[Task goal]:
Your task is to retype each line of the data below exactly.

[Data excerpts]
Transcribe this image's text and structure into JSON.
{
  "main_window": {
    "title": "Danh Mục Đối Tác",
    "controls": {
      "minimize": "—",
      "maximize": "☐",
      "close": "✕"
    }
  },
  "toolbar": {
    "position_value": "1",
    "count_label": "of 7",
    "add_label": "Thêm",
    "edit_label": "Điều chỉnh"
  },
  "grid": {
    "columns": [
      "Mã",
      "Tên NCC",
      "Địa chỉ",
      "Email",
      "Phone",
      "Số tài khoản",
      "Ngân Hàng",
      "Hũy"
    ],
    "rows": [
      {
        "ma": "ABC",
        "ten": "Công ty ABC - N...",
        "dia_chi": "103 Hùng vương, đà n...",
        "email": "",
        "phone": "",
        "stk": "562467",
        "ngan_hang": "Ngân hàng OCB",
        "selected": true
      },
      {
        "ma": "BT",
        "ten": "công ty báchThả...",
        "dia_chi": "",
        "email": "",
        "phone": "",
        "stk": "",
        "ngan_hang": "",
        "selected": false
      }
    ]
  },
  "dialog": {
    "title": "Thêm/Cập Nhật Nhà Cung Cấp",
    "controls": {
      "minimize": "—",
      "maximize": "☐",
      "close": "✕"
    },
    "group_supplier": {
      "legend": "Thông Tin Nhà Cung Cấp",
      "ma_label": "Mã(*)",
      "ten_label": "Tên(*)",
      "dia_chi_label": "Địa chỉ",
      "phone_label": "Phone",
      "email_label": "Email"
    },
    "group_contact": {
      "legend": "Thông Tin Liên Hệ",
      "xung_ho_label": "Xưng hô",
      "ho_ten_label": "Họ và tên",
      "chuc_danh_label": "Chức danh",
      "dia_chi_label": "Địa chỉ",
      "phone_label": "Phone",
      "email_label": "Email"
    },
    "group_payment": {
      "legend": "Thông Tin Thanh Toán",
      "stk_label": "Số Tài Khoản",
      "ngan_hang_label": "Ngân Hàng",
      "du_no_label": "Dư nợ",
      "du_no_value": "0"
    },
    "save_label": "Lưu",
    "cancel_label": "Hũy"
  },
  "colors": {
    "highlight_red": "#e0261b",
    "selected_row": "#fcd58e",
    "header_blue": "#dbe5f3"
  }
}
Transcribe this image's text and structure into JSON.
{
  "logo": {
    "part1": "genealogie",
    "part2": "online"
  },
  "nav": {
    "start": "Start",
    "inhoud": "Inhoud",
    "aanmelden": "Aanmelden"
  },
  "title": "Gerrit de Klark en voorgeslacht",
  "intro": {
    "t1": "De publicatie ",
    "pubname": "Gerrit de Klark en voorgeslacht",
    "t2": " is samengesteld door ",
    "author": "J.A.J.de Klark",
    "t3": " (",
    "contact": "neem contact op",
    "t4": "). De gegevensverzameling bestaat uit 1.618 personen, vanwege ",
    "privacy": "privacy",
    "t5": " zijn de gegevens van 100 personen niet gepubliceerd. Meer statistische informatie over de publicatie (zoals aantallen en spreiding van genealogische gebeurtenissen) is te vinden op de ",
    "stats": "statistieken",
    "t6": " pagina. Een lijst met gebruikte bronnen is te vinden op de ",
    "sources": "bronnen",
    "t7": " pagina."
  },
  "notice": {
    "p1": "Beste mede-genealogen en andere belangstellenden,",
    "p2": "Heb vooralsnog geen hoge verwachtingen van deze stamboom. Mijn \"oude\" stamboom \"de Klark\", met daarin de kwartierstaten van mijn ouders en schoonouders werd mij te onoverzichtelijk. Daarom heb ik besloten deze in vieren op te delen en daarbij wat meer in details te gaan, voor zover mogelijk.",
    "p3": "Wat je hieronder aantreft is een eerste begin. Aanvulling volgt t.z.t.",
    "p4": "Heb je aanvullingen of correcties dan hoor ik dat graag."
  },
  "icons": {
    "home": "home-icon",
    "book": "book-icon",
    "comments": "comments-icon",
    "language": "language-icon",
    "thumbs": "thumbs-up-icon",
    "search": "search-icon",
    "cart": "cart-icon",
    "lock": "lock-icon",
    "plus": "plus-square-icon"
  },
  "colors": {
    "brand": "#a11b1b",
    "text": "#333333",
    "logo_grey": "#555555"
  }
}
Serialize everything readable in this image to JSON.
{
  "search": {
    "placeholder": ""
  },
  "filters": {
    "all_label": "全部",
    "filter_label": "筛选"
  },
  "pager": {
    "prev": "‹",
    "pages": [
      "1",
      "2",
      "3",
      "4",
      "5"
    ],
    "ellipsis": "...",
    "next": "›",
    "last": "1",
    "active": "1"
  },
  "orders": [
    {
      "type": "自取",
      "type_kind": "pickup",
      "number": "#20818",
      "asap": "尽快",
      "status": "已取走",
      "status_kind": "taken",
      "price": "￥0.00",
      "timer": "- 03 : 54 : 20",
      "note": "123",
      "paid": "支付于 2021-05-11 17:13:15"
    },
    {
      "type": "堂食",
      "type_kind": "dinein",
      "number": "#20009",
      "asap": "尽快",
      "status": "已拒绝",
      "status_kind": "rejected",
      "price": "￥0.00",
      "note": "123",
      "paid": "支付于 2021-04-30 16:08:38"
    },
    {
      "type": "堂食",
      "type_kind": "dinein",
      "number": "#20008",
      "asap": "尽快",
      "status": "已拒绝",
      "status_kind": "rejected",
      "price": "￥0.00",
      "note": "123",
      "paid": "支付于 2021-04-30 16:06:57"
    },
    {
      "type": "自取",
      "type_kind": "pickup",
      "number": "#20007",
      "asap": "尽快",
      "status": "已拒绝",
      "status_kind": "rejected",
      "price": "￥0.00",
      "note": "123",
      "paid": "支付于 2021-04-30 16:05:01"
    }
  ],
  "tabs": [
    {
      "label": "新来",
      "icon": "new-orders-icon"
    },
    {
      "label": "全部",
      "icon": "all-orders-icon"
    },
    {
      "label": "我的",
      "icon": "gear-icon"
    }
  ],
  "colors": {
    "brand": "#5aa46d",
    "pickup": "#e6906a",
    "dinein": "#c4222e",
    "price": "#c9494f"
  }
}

[Completed exercise]:
Transcribe this image's text and structure into JSON.
{
  "main_window": {
    "title": "Danh Mục Đối Tác",
    "controls": {
      "minimize": "—",
      "maximize": "☐",
      "close": "✕"
    }
  },
  "toolbar": {
    "position_value": "1",
    "count_label": "of 7",
    "add_label": "Thêm",
    "edit_label": "Điều chỉnh"
  },
  "grid": {
    "columns": [
      "Mã",
      "Tên NCC",
      "Địa chỉ",
      "Email",
      "Phone",
      "Số tài khoản",
      "Ngân Hàng",
      "Hũy"
    ],
    "rows": [
      {
        "ma": "ABC",
        "ten": "Công ty ABC - N...",
        "dia_chi": "103 Hùng vương, đà n...",
        "email": "",
        "phone": "",
        "stk": "562467",
        "ngan_hang": "Ngân hàng OCB",
        "selected": true
      },
      {
        "ma": "BT",
        "ten": "công ty báchThả...",
        "dia_chi": "",
        "email": "",
        "phone": "",
        "stk": "",
        "ngan_hang": "",
        "selected": false
      }
    ]
  },
  "dialog": {
    "title": "Thêm/Cập Nhật Nhà Cung Cấp",
    "controls": {
      "minimize": "—",
      "maximize": "☐",
      "close": "✕"
    },
    "group_supplier": {
      "legend": "Thông Tin Nhà Cung Cấp",
      "ma_label": "Mã(*)",
      "ten_label": "Tên(*)",
      "dia_chi_label": "Địa chỉ",
      "phone_label": "Phone",
      "email_label": "Email"
    },
    "group_contact": {
      "legend": "Thông Tin Liên Hệ",
      "xung_ho_label": "Xưng hô",
      "ho_ten_label": "Họ và tên",
      "chuc_danh_label": "Chức danh",
      "dia_chi_label": "Địa chỉ",
      "phone_label": "Phone",
      "email_label": "Email"
    },
    "group_payment": {
      "legend": "Thông Tin Thanh Toán",
      "stk_label": "Số Tài Khoản",
      "ngan_hang_label": "Ngân Hàng",
      "du_no_label": "Dư nợ",
      "du_no_value": "0"
    },
    "save_label": "Lưu",
    "cancel_label": "Hũy"
  },
  "colors": {
    "highlight_red": "#e0261b",
    "selected_row": "#fcd58e",
    "header_blue": "#dbe5f3"
  }
}
Transcribe this image's text and structure into JSON.
{
  "logo": {
    "part1": "genealogie",
    "part2": "online"
  },
  "nav": {
    "start": "Start",
    "inhoud": "Inhoud",
    "aanmelden": "Aanmelden"
  },
  "title": "Gerrit de Klark en voorgeslacht",
  "intro": {
    "t1": "De publicatie ",
    "pubname": "Gerrit de Klark en voorgeslacht",
    "t2": " is samengesteld door ",
    "author": "J.A.J.de Klark",
    "t3": " (",
    "contact": "neem contact op",
    "t4": "). De gegevensverzameling bestaat uit 1.618 personen, vanwege ",
    "privacy": "privacy",
    "t5": " zijn de gegevens van 100 personen niet gepubliceerd. Meer statistische informatie over de publicatie (zoals aantallen en spreiding van genealogische gebeurtenissen) is te vinden op de ",
    "stats": "statistieken",
    "t6": " pagina. Een lijst met gebruikte bronnen is te vinden op de ",
    "sources": "bronnen",
    "t7": " pagina."
  },
  "notice": {
    "p1": "Beste mede-genealogen en andere belangstellenden,",
    "p2": "Heb vooralsnog geen hoge verwachtingen van deze stamboom. Mijn \"oude\" stamboom \"de Klark\", met daarin de kwartierstaten van mijn ouders en schoonouders werd mij te onoverzichtelijk. Daarom heb ik besloten deze in vieren op te delen en daarbij wat meer in details te gaan, voor zover mogelijk.",
    "p3": "Wat je hieronder aantreft is een eerste begin. Aanvulling volgt t.z.t.",
    "p4": "Heb je aanvullingen of correcties dan hoor ik dat graag."
  },
  "icons": {
    "home": "home-icon",
    "book": "book-icon",
    "comments": "comments-icon",
    "language": "language-icon",
    "thumbs": "thumbs-up-icon",
    "search": "search-icon",
    "cart": "cart-icon",
    "lock": "lock-icon",
    "plus": "plus-square-icon"
  },
  "colors": {
    "brand": "#a11b1b",
    "text": "#333333",
    "logo_grey": "#555555"
  }
}
Serialize everything readable in this image to JSON.
{
  "search": {
    "placeholder": ""
  },
  "filters": {
    "all_label": "全部",
    "filter_label": "筛选"
  },
  "pager": {
    "prev": "‹",
    "pages": [
      "1",
      "2",
      "3",
      "4",
      "5"
    ],
    "ellipsis": "...",
    "next": "›",
    "last": "1",
    "active": "1"
  },
  "orders": [
    {
      "type": "自取",
      "type_kind": "pickup",
      "number": "#20818",
      "asap": "尽快",
      "status": "已取走",
      "status_kind": "taken",
      "price": "￥0.00",
      "timer": "- 03 : 54 : 20",
      "note": "123",
      "paid": "支付于 2021-05-11 17:13:15"
    },
    {
      "type": "堂食",
      "type_kind": "dinein",
      "number": "#20009",
      "asap": "尽快",
      "status": "已拒绝",
      "status_kind": "rejected",
      "price": "￥0.00",
      "note": "123",
      "paid": "支付于 2021-04-30 16:08:38"
    },
    {
      "type": "堂食",
      "type_kind": "dinein",
      "number": "#20008",
      "asap": "尽快",
      "status": "已拒绝",
      "status_kind": "rejected",
      "price": "￥0.00",
      "note": "123",
      "paid": "支付于 2021-04-30 16:06:57"
    },
    {
      "type": "自取",
      "type_kind": "pickup",
      "number": "#20007",
      "asap": "尽快",
      "status": "已拒绝",
      "status_kind": "rejected",
      "price": "￥0.00",
      "note": "123",
      "paid": "支付于 2021-04-30 16:05:01"
    }
  ],
  "tabs": [
    {
      "label": "新来",
      "icon": "new-orders-icon"
    },
    {
      "label": "全部",
      "icon": "all-orders-icon"
    },
    {
      "label": "我的",
      "icon": "gear-icon"
    }
  ],
  "colors": {
    "brand": "#5aa46d",
    "pickup": "#e6906a",
    "dinein": "#c4222e",
    "price": "#c9494f"
  }
}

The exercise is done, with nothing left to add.